## EXERCISE DESCRIPTION
Determine how many lines carry the word "officials". Output that number only.
━━━ DATA FOR PROCESSING
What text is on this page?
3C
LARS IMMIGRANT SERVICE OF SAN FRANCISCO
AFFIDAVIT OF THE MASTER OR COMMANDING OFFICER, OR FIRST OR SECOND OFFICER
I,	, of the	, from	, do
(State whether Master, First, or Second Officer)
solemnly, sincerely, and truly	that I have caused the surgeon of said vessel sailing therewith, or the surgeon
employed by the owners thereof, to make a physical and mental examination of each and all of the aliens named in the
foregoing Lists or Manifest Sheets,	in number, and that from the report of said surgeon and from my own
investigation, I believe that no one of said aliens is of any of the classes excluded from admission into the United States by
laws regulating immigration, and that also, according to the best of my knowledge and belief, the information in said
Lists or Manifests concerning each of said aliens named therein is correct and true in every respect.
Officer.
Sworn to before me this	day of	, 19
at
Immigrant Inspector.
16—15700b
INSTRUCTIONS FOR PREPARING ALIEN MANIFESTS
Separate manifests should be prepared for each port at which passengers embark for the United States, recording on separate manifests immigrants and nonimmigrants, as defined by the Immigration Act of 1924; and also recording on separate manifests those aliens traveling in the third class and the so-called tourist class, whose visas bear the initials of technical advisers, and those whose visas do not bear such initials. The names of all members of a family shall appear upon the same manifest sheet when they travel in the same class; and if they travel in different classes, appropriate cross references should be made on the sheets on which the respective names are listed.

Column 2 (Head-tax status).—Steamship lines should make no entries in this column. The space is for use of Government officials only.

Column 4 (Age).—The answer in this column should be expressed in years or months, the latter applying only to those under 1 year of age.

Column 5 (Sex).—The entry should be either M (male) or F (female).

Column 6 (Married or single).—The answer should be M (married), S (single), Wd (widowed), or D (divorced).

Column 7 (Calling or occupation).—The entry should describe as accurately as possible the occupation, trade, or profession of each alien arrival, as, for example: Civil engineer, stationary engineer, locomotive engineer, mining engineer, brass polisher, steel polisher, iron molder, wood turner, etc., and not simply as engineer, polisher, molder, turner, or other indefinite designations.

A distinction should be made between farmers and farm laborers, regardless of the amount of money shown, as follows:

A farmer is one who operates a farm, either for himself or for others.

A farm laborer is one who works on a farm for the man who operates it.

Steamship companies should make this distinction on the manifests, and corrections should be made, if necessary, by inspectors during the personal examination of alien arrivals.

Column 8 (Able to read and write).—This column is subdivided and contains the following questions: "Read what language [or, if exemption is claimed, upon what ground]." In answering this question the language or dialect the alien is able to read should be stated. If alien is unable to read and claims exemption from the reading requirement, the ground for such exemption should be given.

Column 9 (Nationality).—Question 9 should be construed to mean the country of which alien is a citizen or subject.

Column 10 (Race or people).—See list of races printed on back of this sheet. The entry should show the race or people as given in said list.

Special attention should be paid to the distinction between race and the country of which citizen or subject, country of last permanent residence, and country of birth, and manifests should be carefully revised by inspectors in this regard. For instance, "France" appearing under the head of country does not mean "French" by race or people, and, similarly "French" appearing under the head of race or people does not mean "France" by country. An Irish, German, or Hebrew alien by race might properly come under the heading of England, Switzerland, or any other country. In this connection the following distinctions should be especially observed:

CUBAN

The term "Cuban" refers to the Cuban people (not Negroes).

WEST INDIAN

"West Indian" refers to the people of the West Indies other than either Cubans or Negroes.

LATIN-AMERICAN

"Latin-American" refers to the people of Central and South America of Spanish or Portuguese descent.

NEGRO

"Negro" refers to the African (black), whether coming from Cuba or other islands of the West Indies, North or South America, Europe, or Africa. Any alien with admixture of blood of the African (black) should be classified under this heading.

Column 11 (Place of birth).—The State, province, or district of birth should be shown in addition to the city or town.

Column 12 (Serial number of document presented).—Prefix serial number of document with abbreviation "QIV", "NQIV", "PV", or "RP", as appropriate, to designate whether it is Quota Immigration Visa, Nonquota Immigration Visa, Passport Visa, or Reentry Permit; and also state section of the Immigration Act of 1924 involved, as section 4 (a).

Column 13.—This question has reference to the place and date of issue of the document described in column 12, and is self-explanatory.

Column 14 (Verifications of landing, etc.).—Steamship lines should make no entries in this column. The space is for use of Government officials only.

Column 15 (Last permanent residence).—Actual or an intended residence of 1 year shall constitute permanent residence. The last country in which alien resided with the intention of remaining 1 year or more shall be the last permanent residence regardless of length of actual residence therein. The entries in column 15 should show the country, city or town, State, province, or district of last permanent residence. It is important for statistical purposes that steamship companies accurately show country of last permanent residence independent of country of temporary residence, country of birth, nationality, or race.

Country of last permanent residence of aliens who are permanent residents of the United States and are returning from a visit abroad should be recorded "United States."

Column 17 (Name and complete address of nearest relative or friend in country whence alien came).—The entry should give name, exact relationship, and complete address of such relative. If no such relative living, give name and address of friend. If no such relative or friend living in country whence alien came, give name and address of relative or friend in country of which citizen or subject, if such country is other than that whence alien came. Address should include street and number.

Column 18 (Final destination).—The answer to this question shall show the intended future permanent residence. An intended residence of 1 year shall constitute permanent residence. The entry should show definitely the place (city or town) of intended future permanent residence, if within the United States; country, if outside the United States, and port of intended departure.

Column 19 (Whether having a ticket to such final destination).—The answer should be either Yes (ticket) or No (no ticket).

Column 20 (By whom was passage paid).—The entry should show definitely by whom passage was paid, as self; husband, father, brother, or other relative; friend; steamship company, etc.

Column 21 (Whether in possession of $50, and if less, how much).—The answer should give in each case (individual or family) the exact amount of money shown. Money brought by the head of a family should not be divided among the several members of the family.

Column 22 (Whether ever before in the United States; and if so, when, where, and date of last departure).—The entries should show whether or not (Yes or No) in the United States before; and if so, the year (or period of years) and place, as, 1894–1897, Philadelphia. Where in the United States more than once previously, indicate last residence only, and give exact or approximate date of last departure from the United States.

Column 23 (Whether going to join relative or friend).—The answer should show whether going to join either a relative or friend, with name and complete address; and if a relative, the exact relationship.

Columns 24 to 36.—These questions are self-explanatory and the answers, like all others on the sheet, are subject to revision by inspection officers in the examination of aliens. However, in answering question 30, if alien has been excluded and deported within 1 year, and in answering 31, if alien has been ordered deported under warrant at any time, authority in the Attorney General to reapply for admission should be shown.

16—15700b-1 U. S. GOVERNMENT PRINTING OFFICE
━━━━━━
## RESULT
2